■ Exercise objective:
Print the records again, character for character.

■ Record set:
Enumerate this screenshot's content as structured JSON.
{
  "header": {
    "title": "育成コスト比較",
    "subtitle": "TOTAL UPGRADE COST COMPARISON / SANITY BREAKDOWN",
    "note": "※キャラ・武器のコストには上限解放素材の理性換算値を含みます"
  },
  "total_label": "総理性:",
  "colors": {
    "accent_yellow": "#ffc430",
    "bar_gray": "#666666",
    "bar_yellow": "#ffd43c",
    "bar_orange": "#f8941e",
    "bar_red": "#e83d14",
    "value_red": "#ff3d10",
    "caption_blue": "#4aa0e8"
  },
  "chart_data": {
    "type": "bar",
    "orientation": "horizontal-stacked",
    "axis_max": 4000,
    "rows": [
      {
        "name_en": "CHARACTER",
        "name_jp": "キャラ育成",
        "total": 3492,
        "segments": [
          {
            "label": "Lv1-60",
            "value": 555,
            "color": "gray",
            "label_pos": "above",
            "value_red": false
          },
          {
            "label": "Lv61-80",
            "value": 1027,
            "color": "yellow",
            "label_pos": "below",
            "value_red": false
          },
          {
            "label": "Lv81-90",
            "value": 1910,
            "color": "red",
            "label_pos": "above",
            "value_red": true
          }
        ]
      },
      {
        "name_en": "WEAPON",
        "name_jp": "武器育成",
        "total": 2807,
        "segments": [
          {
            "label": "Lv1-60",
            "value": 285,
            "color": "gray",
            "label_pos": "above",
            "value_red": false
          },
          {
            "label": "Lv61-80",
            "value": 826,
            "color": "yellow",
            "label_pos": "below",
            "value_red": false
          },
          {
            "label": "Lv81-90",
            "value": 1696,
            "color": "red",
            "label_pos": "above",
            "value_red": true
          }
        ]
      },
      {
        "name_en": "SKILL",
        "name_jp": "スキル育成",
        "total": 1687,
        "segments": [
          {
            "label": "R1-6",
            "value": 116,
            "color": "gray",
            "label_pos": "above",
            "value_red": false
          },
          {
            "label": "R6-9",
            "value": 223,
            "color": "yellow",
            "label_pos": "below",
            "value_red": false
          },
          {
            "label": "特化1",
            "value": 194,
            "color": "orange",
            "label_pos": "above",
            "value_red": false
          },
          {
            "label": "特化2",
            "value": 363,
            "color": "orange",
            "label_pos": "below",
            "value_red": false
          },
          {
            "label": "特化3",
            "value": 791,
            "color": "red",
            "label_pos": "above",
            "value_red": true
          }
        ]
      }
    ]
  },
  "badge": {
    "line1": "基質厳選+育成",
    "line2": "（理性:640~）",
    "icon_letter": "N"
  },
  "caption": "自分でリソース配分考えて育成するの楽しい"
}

■ Completed task:
Enumerate this screenshot's content as structured JSON.
{
  "header": {
    "title": "育成コスト比較",
    "subtitle": "TOTAL UPGRADE COST COMPARISON / SANITY BREAKDOWN",
    "note": "※キャラ・武器のコストには上限解放素材の理性換算値を含みます"
  },
  "total_label": "総理性:",
  "colors": {
    "accent_yellow": "#ffc430",
    "bar_gray": "#666666",
    "bar_yellow": "#ffd43c",
    "bar_orange": "#f8941e",
    "bar_red": "#e83d14",
    "value_red": "#ff3d10",
    "caption_blue": "#4aa0e8"
  },
  "chart_data": {
    "type": "bar",
    "orientation": "horizontal-stacked",
    "axis_max": 4000,
    "rows": [
      {
        "name_en": "CHARACTER",
        "name_jp": "キャラ育成",
        "total": 3492,
        "segments": [
          {
            "label": "Lv1-60",
            "value": 555,
            "color": "gray",
            "label_pos": "above",
            "value_red": false
          },
          {
            "label": "Lv61-80",
            "value": 1027,
            "color": "yellow",
            "label_pos": "below",
            "value_red": false
          },
          {
            "label": "Lv81-90",
            "value": 1910,
            "color": "red",
            "label_pos": "above",
            "value_red": true
          }
        ]
      },
      {
        "name_en": "WEAPON",
        "name_jp": "武器育成",
        "total": 2807,
        "segments": [
          {
            "label": "Lv1-60",
            "value": 285,
            "color": "gray",
            "label_pos": "above",
            "value_red": false
          },
          {
            "label": "Lv61-80",
            "value": 826,
            "color": "yellow",
            "label_pos": "below",
            "value_red": false
          },
          {
            "label": "Lv81-90",
            "value": 1696,
            "color": "red",
            "label_pos": "above",
            "value_red": true
          }
        ]
      },
      {
        "name_en": "SKILL",
        "name_jp": "スキル育成",
        "total": 1687,
        "segments": [
          {
            "label": "R1-6",
            "value": 116,
            "color": "gray",
            "label_pos": "above",
            "value_red": false
          },
          {
            "label": "R6-9",
            "value": 223,
            "color": "yellow",
            "label_pos": "below",
            "value_red": false
          },
          {
            "label": "特化1",
            "value": 194,
            "color": "orange",
            "label_pos": "above",
            "value_red": false
          },
          {
            "label": "特化2",
            "value": 363,
            "color": "orange",
            "label_pos": "below",
            "value_red": false
          },
          {
            "label": "特化3",
            "value": 791,
            "color": "red",
            "label_pos": "above",
            "value_red": true
          }
        ]
      }
    ]
  },
  "badge": {
    "line1": "基質厳選+育成",
    "line2": "（理性:640~）",
    "icon_letter": "N"
  },
  "caption": "自分でリソース配分考えて育成するの楽しい"
}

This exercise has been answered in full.